### Task objective
Of all the lines in the data below, how many contain "Smart"? Report that number alone.

### Information given
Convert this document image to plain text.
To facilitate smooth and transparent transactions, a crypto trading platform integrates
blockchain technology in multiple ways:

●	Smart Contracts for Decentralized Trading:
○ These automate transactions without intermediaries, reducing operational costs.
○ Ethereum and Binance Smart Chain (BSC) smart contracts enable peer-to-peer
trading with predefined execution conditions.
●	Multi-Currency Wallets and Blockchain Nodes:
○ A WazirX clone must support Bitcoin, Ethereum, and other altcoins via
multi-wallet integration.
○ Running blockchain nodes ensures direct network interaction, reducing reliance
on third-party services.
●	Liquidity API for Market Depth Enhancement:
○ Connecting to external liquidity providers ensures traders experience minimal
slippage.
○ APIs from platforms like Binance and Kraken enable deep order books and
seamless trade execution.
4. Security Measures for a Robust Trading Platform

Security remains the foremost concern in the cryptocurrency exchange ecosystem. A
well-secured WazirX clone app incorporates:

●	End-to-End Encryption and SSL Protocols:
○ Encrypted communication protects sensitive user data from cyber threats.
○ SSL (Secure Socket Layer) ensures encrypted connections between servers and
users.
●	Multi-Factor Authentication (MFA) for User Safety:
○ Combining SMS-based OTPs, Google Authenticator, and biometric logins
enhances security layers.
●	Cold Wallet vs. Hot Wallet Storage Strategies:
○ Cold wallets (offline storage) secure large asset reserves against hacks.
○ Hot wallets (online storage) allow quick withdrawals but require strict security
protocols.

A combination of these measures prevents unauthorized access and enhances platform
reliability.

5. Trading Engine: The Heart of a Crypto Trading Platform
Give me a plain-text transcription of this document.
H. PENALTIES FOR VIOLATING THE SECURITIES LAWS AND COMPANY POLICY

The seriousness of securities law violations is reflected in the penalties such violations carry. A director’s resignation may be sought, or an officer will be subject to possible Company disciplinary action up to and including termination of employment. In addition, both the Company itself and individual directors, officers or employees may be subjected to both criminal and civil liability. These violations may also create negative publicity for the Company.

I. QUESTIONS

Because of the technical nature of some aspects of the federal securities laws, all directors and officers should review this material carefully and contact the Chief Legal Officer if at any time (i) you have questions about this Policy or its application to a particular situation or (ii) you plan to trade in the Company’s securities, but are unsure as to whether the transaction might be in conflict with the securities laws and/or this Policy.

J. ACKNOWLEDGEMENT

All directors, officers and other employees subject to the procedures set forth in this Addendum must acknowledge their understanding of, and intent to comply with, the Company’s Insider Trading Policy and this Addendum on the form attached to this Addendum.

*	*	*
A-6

### Output of the exercise
2